## What this task involves
Can you pull out each line of the data below that includes the word "iBoxx"?

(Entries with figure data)
□ □ □ □ □ □ □

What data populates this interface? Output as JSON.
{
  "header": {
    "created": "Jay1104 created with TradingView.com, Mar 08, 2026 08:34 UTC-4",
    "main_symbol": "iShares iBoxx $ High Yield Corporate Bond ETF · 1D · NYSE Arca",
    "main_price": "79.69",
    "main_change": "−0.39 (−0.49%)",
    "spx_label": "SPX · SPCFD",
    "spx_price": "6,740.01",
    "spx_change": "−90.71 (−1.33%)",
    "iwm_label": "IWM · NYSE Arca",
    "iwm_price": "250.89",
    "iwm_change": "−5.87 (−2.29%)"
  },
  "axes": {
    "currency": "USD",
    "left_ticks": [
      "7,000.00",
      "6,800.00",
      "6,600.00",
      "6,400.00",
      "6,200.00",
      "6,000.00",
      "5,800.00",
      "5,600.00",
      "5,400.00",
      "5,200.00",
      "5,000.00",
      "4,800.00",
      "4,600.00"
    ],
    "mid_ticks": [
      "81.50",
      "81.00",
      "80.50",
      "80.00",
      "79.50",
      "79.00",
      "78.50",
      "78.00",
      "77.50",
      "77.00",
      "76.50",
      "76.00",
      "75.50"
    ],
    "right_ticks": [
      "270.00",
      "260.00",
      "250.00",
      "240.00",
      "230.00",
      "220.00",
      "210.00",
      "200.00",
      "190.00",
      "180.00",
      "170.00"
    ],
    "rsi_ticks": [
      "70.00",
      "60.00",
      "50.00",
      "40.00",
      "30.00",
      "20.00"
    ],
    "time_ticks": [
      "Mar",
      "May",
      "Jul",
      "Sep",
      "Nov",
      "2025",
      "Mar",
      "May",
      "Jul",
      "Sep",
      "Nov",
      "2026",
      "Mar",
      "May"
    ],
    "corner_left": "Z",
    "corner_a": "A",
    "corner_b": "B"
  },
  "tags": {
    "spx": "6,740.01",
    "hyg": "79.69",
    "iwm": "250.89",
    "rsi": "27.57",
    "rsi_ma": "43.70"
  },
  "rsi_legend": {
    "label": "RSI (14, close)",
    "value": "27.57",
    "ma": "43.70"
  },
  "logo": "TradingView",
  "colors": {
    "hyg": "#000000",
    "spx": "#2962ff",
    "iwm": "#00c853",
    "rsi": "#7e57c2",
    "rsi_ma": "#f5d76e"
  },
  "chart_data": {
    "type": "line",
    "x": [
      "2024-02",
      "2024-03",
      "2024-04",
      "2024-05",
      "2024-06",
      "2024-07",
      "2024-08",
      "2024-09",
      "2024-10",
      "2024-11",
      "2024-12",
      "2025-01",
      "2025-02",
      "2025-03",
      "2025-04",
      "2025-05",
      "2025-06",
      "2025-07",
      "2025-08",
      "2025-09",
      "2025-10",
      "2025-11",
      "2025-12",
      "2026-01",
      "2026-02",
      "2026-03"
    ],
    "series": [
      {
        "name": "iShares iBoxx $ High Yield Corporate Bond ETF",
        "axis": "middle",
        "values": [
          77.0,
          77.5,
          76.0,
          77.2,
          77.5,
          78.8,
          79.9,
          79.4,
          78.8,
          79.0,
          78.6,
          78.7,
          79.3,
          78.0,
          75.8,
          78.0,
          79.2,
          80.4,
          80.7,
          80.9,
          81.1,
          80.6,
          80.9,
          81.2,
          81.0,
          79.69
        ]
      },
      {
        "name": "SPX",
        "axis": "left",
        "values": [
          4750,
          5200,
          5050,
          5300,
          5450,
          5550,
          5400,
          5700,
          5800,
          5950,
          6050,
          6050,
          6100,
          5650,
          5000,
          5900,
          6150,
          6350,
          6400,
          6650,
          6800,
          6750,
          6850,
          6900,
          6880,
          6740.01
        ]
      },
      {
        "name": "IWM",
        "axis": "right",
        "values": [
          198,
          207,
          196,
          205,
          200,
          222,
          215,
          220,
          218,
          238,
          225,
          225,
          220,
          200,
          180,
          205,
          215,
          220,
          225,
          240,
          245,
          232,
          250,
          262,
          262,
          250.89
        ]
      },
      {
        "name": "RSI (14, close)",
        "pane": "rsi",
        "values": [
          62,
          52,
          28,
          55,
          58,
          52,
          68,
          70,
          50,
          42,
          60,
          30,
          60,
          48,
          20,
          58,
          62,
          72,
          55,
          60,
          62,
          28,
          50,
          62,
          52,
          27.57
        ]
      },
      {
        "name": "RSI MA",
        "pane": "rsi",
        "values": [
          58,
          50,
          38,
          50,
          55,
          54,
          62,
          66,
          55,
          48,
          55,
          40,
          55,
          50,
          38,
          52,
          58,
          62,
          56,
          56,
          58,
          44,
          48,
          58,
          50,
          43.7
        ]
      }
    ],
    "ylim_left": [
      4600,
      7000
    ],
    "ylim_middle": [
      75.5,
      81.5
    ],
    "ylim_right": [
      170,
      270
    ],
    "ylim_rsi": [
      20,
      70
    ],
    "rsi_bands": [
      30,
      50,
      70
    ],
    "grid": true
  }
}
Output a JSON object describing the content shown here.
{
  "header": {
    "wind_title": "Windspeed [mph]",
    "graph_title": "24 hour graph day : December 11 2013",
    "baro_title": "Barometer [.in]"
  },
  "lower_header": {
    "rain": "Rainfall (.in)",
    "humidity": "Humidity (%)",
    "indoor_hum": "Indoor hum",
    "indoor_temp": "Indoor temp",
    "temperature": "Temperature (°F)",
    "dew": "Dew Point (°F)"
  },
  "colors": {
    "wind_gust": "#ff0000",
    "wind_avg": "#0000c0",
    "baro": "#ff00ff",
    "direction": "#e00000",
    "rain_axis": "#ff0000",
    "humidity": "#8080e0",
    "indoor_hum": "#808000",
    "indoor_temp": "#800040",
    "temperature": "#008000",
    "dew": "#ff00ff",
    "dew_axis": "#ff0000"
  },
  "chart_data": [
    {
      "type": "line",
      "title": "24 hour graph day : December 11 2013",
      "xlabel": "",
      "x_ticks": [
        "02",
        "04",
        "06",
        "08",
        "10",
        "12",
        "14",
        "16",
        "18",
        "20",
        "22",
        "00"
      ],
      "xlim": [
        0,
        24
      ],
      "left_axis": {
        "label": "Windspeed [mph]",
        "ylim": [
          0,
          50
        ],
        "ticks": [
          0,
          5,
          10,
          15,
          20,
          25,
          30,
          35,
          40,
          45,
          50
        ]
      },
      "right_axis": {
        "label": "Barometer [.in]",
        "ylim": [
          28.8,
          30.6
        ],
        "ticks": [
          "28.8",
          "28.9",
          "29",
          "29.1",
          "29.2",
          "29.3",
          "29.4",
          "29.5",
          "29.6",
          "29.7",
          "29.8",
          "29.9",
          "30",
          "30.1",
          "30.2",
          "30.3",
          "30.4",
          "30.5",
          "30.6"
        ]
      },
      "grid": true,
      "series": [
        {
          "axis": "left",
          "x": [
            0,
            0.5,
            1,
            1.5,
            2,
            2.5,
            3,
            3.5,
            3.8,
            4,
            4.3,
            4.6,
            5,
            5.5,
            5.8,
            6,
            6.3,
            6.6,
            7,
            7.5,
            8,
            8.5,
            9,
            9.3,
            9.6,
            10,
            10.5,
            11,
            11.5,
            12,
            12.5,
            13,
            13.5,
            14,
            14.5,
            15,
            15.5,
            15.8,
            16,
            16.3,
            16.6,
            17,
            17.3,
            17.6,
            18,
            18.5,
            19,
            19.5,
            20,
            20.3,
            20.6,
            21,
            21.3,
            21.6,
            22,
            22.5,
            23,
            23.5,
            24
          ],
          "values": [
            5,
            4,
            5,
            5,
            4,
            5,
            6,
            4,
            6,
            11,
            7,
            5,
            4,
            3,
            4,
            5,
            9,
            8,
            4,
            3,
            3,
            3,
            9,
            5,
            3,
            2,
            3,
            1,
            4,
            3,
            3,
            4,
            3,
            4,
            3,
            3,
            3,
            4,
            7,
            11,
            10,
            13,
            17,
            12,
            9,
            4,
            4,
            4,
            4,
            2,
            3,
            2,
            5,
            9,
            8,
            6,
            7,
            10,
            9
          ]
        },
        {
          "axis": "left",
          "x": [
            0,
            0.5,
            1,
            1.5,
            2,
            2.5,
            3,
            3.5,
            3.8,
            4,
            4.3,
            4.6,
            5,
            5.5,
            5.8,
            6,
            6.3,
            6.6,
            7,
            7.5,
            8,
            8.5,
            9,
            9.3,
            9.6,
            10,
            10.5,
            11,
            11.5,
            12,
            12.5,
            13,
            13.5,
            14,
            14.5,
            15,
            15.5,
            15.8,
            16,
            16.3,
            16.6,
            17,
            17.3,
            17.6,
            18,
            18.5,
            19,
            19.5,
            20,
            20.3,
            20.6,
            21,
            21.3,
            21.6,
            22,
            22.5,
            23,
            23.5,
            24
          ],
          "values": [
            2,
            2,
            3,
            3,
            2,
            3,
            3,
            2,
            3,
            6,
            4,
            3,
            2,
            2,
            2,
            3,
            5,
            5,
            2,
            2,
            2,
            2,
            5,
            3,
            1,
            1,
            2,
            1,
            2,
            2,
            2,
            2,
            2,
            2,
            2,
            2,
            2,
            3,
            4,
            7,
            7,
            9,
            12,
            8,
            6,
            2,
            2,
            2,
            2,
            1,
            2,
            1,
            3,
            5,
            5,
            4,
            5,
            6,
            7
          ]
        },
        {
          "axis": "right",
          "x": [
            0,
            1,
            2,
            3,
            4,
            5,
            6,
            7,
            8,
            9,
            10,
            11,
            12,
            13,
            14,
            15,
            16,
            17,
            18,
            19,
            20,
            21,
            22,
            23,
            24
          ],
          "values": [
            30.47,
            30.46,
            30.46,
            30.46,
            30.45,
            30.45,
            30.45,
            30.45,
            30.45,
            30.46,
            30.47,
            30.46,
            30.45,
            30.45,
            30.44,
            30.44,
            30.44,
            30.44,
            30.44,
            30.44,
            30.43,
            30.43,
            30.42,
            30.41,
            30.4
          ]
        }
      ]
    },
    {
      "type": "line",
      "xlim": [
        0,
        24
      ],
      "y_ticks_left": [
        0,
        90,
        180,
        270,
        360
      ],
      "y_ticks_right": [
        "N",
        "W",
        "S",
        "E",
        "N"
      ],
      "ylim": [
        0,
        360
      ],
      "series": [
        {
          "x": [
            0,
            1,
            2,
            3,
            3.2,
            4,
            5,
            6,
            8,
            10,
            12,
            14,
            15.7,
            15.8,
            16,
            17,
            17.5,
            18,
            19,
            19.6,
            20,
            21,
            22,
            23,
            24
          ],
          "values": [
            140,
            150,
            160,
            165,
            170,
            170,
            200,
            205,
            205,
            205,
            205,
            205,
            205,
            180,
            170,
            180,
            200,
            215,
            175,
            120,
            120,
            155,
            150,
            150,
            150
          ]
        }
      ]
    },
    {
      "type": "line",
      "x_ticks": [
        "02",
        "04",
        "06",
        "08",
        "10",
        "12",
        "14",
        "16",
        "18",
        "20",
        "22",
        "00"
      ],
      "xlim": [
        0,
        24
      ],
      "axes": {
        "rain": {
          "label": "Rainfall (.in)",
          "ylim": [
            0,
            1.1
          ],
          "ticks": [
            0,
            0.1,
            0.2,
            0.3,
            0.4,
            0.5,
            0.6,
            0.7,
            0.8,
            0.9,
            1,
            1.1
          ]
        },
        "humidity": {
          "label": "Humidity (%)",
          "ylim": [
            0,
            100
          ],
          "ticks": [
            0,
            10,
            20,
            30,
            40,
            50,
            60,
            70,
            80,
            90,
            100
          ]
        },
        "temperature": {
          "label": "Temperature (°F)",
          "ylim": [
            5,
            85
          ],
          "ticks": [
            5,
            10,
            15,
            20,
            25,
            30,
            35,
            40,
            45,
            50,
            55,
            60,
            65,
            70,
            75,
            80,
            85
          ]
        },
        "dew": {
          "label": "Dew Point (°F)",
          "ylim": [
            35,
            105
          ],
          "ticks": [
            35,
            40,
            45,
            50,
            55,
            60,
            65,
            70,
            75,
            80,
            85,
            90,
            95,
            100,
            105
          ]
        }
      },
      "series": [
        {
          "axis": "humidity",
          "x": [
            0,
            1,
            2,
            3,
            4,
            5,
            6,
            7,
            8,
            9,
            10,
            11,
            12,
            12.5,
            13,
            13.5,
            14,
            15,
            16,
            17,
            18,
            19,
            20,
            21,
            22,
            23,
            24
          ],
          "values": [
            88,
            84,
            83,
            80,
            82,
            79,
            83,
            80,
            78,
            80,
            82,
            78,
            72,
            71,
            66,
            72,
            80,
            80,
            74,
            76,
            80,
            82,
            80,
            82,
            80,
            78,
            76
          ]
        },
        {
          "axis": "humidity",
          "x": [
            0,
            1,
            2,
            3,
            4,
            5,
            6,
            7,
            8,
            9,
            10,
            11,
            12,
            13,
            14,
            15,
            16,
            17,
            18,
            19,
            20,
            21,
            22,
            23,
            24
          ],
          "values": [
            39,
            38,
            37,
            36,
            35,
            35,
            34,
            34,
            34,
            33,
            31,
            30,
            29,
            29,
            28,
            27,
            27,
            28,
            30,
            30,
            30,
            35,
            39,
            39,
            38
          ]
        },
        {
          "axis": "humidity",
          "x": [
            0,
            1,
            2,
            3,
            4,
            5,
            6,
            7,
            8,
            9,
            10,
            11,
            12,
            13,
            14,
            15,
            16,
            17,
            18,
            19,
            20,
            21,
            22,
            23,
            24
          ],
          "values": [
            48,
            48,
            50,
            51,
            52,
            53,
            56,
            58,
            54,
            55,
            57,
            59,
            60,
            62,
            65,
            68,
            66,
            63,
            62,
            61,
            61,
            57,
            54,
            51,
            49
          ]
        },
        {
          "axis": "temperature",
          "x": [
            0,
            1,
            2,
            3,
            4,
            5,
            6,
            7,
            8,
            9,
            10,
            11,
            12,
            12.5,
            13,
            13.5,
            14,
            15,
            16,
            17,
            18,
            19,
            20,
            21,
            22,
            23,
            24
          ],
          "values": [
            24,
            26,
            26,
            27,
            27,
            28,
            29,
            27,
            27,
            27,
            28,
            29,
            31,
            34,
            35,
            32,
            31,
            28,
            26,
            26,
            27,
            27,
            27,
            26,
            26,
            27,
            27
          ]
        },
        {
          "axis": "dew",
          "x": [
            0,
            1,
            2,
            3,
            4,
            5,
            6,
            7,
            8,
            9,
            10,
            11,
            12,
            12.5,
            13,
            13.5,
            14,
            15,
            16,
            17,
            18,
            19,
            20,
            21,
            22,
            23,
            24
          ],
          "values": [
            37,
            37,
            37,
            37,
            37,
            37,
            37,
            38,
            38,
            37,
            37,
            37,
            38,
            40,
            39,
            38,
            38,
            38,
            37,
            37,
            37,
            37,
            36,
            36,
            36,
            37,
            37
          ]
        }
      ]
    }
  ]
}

□ □ □ □ □ □ □

## Answer to the task
    "main_symbol": "iShares iBoxx $ High Yield Corporate Bond ETF · 1D · NYSE Arca",
        "name": "iShares iBoxx $ High Yield Corporate Bond ETF",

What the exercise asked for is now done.